Requirement
In the data, extract each line that holds the string "become".

------ Exercise inputs

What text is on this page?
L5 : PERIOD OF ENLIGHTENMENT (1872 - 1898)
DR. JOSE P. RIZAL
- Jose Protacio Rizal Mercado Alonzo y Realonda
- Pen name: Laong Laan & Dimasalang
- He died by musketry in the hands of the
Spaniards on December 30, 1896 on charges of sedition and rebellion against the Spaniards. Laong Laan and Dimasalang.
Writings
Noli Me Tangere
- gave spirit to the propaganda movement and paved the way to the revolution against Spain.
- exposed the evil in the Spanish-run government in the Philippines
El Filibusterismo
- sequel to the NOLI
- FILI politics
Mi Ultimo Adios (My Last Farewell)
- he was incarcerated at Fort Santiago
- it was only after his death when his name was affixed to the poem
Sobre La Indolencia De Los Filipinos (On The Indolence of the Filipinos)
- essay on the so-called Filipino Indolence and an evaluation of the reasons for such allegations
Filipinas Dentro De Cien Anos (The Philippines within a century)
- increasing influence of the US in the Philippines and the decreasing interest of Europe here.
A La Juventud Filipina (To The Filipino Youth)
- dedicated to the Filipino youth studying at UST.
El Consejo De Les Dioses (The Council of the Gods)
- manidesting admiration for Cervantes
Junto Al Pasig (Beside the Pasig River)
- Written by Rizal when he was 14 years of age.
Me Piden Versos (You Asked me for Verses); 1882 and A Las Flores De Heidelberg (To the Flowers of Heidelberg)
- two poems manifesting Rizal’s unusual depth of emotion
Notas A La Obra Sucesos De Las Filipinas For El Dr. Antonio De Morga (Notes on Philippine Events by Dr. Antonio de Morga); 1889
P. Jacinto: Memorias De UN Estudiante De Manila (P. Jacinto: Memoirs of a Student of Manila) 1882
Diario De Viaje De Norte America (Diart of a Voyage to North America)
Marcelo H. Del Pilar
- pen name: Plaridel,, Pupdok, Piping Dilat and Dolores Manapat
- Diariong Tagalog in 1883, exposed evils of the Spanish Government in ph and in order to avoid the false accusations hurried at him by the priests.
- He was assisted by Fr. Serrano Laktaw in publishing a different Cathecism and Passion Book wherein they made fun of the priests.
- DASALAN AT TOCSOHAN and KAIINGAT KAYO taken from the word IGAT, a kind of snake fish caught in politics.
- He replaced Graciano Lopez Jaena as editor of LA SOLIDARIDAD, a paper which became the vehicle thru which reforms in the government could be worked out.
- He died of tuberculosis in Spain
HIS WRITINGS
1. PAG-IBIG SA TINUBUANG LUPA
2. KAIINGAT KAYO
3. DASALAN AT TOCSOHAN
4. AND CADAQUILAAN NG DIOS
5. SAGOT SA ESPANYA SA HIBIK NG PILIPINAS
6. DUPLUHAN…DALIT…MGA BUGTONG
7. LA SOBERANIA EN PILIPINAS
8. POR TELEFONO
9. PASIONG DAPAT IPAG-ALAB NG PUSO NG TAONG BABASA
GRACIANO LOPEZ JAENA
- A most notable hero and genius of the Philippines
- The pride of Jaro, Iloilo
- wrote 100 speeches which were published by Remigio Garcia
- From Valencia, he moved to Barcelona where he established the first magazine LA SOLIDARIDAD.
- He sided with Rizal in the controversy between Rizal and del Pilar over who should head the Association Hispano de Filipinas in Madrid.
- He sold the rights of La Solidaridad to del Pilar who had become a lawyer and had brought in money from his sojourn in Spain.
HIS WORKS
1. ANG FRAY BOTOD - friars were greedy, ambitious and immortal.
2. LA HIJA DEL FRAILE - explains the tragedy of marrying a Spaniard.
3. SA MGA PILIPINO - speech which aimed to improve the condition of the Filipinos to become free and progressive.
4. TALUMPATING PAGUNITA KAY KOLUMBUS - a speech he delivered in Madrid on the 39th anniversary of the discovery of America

------------

Full response
- He sold the rights of La Solidaridad to del Pilar who had become a lawyer and had brought in money from his sojourn in Spain.
3. SA MGA PILIPINO - speech which aimed to improve the condition of the Filipinos to become free and progressive.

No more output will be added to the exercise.